— begin DATA PROVIDED —
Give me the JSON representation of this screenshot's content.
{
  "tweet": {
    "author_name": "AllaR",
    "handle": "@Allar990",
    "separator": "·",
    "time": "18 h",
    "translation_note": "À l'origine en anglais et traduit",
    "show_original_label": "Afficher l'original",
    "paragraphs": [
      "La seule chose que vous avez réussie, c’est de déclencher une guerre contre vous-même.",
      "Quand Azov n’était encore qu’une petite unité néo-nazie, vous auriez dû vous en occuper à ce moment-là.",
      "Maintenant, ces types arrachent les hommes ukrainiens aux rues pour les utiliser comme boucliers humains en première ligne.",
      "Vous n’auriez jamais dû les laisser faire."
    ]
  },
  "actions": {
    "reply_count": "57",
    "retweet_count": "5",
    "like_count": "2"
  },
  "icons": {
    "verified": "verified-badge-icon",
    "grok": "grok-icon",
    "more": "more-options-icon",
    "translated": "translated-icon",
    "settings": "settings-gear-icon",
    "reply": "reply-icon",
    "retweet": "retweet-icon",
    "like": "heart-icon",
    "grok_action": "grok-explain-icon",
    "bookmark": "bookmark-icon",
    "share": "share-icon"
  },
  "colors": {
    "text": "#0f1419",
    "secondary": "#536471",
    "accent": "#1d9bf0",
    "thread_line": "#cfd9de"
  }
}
— end DATA PROVIDED —
* [THE TASK]
Reproduce each line verbatim.

* [SOLUTION TO THE PROBLEM]
Give me the JSON representation of this screenshot's content.
{
  "tweet": {
    "author_name": "AllaR",
    "handle": "@Allar990",
    "separator": "·",
    "time": "18 h",
    "translation_note": "À l'origine en anglais et traduit",
    "show_original_label": "Afficher l'original",
    "paragraphs": [
      "La seule chose que vous avez réussie, c’est de déclencher une guerre contre vous-même.",
      "Quand Azov n’était encore qu’une petite unité néo-nazie, vous auriez dû vous en occuper à ce moment-là.",
      "Maintenant, ces types arrachent les hommes ukrainiens aux rues pour les utiliser comme boucliers humains en première ligne.",
      "Vous n’auriez jamais dû les laisser faire."
    ]
  },
  "actions": {
    "reply_count": "57",
    "retweet_count": "5",
    "like_count": "2"
  },
  "icons": {
    "verified": "verified-badge-icon",
    "grok": "grok-icon",
    "more": "more-options-icon",
    "translated": "translated-icon",
    "settings": "settings-gear-icon",
    "reply": "reply-icon",
    "retweet": "retweet-icon",
    "like": "heart-icon",
    "grok_action": "grok-explain-icon",
    "bookmark": "bookmark-icon",
    "share": "share-icon"
  },
  "colors": {
    "text": "#0f1419",
    "secondary": "#536471",
    "accent": "#1d9bf0",
    "thread_line": "#cfd9de"
  }
}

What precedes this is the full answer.